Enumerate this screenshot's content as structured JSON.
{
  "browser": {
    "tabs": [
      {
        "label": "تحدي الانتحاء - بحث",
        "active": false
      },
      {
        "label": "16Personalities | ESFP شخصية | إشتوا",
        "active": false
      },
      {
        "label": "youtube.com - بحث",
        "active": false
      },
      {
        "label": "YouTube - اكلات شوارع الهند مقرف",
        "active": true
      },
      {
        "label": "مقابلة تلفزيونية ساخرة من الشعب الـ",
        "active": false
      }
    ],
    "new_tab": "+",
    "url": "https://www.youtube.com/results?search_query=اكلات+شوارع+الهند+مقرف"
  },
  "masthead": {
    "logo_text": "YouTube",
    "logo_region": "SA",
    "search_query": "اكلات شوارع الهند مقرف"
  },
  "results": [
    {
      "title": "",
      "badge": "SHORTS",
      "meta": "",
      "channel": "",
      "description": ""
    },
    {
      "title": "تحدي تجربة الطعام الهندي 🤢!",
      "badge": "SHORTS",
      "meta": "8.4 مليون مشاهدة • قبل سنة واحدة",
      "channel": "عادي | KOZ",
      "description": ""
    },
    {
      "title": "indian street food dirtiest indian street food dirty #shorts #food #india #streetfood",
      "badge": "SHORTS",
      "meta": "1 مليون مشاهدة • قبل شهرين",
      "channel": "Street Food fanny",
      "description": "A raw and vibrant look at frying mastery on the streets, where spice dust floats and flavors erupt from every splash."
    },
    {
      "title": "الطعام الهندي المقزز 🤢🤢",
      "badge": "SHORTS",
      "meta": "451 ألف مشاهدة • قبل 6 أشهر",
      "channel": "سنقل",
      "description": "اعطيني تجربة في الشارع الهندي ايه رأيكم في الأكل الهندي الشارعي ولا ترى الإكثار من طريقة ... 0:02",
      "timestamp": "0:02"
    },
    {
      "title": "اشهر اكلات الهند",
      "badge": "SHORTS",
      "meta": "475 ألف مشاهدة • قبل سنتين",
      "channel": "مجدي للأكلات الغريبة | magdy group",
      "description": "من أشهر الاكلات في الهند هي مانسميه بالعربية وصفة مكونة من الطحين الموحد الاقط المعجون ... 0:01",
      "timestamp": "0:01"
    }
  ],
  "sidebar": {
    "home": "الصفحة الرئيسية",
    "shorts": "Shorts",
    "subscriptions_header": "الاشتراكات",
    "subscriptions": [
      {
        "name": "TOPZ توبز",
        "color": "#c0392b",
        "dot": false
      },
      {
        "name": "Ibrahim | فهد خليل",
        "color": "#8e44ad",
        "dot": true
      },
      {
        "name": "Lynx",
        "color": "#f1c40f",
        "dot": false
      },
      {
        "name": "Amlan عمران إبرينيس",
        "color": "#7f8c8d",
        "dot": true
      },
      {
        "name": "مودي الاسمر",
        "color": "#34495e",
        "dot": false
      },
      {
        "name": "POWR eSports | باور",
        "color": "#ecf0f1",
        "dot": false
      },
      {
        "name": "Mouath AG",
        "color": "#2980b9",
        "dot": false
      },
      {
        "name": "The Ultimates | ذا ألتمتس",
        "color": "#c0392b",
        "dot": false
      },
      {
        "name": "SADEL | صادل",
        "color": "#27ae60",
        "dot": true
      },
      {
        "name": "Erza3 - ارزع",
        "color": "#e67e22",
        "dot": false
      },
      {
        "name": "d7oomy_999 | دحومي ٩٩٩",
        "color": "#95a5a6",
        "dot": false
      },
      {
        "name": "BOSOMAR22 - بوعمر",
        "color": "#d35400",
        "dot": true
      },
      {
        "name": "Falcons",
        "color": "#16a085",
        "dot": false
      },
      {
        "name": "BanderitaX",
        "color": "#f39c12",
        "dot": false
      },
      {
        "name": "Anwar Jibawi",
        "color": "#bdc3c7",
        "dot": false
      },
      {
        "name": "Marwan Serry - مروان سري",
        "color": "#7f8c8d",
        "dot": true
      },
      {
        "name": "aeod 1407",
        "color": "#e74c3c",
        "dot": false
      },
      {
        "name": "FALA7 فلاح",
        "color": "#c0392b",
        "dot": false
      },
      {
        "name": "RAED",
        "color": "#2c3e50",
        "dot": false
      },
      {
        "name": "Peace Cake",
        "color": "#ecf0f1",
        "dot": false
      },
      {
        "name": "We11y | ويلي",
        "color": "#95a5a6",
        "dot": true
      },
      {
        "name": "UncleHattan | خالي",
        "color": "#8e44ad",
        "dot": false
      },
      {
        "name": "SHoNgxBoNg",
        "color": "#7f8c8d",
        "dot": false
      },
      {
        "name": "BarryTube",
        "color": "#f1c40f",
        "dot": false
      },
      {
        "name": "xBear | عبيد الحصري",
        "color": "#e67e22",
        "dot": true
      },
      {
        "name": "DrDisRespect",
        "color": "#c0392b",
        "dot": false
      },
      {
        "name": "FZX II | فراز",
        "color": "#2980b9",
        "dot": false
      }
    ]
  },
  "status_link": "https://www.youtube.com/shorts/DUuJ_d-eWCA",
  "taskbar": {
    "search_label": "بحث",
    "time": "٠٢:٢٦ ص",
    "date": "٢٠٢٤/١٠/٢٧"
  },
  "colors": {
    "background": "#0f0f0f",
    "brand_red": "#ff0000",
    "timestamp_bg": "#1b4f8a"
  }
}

....

* [Work to be completed] Above are the records. Identify each line that contains the word "شوارع".

* [The reply]
        "label": "YouTube - اكلات شوارع الهند مقرف",
    "url": "https://www.youtube.com/results?search_query=اكلات+شوارع+الهند+مقرف"
    "search_query": "اكلات شوارع الهند مقرف"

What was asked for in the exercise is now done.